### Information provided

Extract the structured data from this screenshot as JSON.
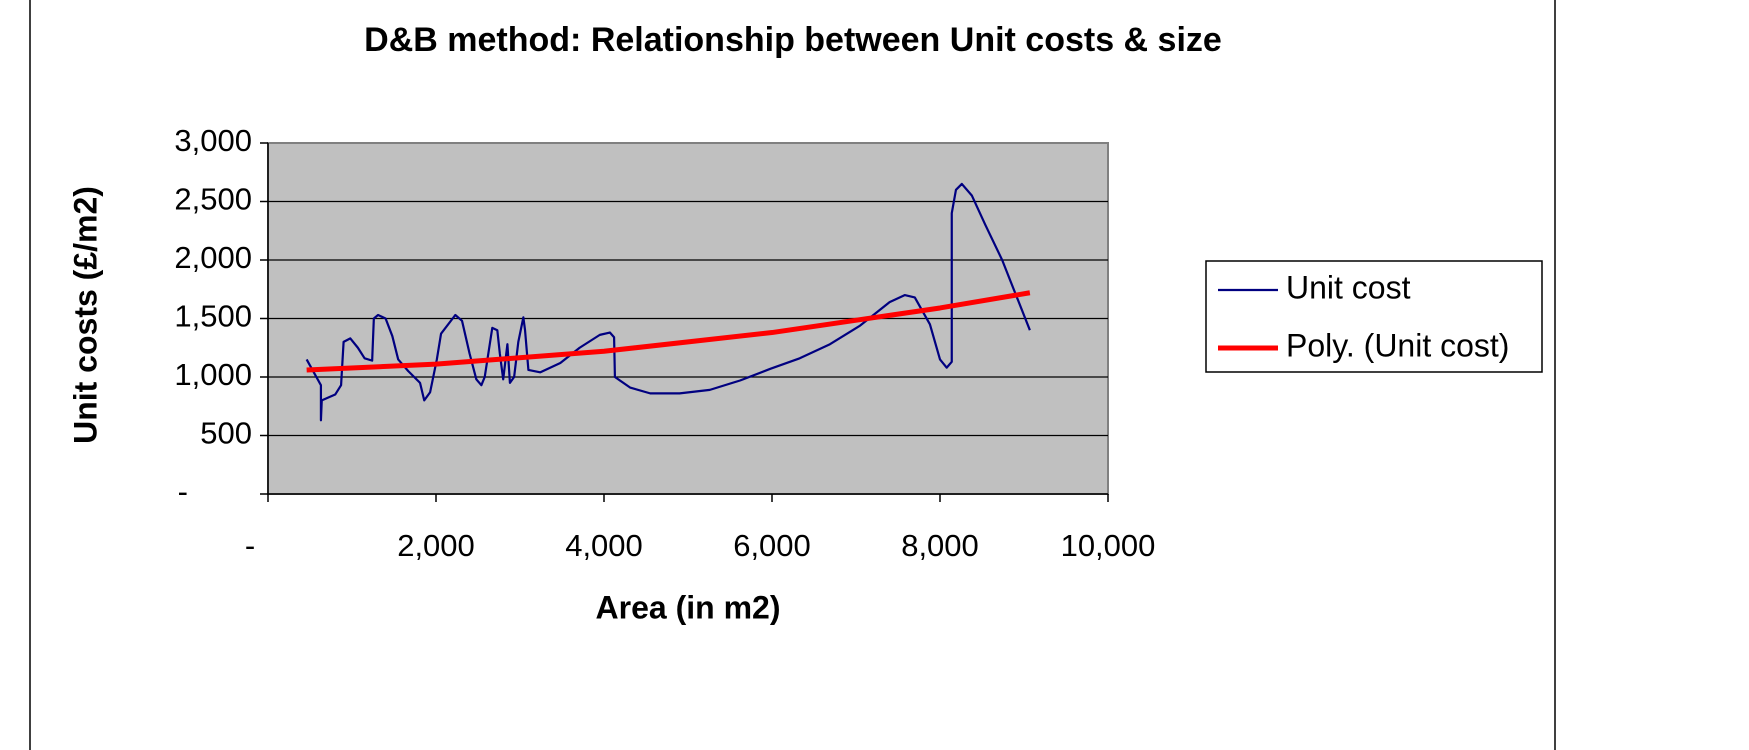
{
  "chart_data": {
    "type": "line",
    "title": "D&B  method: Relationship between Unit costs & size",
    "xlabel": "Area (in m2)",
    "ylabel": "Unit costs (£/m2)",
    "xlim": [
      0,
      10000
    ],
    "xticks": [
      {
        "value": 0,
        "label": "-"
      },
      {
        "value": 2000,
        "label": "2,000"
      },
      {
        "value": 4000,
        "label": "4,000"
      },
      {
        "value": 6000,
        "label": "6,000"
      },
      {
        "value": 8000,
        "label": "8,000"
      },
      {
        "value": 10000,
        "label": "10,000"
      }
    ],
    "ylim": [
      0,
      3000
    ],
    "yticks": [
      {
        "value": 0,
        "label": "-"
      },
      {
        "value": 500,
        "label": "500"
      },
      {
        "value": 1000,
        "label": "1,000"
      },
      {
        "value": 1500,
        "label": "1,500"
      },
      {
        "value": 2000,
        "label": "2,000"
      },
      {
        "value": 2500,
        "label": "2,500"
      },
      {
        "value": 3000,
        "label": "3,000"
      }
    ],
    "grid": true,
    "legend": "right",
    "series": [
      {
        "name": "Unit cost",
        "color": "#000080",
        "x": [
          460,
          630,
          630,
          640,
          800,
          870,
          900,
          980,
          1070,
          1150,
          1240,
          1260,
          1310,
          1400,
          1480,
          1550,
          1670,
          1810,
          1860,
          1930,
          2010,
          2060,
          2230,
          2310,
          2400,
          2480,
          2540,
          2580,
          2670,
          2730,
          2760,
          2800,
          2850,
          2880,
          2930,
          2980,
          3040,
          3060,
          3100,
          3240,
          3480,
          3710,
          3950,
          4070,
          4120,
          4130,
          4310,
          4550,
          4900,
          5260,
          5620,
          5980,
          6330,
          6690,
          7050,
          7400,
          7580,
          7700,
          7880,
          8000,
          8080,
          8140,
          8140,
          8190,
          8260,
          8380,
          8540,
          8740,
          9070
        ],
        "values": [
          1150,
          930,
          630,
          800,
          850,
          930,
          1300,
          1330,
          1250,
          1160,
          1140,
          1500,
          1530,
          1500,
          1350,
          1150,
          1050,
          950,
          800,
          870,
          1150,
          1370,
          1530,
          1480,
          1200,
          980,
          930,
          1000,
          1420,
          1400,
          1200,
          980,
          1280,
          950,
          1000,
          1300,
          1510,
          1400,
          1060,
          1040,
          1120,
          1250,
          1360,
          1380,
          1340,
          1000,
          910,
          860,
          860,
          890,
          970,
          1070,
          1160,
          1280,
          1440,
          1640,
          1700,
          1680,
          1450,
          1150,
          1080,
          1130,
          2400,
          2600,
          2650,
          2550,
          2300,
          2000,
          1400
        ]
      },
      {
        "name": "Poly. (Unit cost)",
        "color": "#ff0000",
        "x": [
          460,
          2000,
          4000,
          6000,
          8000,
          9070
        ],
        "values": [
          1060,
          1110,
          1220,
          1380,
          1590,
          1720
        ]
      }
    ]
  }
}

######
### Information provided

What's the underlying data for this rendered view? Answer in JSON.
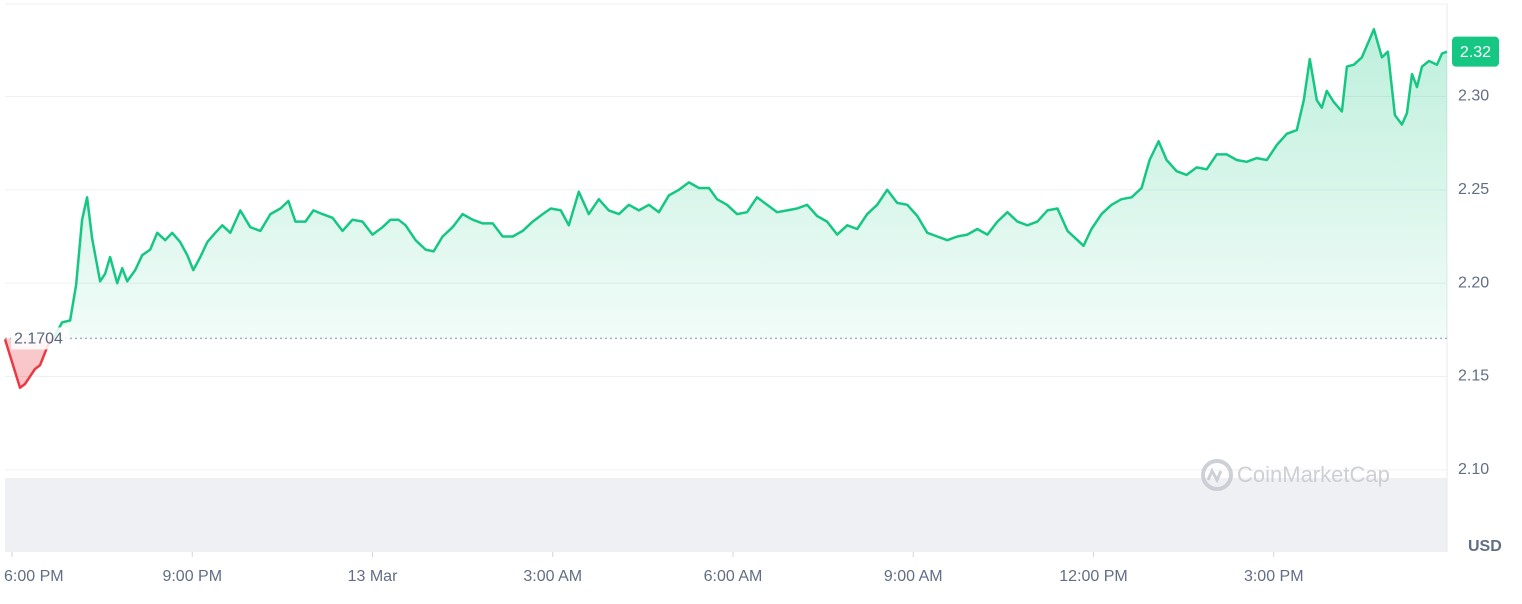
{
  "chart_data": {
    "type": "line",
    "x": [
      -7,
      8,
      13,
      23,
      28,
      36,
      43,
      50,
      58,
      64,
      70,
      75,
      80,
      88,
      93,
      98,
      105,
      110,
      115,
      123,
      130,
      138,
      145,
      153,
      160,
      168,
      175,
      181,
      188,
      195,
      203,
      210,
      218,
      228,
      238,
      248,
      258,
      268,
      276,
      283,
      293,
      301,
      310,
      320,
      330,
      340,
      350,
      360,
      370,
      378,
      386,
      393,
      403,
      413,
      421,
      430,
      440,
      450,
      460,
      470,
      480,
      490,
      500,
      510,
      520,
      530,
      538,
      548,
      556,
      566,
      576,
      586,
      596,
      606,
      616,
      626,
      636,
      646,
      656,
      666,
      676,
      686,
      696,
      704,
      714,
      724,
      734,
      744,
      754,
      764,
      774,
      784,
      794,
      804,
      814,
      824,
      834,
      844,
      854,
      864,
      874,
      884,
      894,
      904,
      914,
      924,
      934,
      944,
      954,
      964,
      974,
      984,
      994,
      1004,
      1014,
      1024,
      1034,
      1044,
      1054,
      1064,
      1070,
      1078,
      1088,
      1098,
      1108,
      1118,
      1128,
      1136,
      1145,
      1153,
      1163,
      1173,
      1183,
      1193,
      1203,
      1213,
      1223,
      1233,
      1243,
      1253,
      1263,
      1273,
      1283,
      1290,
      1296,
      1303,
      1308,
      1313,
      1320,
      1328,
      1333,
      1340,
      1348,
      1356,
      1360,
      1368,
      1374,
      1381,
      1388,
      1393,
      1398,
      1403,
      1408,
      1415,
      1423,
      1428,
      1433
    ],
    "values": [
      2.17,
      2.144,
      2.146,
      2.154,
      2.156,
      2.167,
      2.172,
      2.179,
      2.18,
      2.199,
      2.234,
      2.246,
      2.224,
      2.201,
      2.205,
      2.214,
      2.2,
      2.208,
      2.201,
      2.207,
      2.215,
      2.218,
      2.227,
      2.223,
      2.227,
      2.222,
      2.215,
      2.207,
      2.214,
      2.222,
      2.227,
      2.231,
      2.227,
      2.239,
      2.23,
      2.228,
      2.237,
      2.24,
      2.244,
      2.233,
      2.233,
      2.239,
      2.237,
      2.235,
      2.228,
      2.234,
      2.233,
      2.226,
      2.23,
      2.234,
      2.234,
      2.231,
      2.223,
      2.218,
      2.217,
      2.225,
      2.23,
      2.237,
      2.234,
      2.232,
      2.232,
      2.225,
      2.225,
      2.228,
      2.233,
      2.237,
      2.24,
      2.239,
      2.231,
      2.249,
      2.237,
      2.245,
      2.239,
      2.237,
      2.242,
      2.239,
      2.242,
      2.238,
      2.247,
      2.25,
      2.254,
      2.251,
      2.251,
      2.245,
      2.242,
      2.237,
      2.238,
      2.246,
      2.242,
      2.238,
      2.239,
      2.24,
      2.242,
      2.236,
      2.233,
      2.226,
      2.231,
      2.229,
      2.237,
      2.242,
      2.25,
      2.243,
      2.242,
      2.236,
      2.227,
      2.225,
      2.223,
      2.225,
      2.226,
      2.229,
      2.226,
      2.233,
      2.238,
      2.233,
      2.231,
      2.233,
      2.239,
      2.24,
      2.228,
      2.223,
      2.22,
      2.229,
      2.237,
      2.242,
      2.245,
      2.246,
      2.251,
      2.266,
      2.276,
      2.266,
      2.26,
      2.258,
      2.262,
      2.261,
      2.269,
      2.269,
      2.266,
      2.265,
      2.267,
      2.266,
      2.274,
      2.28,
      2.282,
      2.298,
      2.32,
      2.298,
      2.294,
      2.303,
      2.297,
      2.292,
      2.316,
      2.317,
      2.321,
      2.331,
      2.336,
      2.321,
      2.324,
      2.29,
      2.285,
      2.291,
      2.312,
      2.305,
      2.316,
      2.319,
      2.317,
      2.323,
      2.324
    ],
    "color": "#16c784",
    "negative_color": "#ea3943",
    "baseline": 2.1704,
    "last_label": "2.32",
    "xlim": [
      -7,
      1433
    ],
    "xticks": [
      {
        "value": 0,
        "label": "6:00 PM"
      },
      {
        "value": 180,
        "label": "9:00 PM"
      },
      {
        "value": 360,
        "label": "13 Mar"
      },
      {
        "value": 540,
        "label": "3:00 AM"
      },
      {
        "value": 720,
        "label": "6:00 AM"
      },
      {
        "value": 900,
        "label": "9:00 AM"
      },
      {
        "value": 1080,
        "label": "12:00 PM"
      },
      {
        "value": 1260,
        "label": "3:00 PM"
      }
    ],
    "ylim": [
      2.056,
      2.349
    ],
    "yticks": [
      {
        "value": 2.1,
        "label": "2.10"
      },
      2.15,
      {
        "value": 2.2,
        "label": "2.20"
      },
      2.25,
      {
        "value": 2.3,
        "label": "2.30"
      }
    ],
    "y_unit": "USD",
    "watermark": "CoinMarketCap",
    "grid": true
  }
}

######

Extract from the data every line where "JSON" shows up.

Extract the structured data from this screenshot as JSON.
What's the underlying data for this rendered view? Answer in JSON.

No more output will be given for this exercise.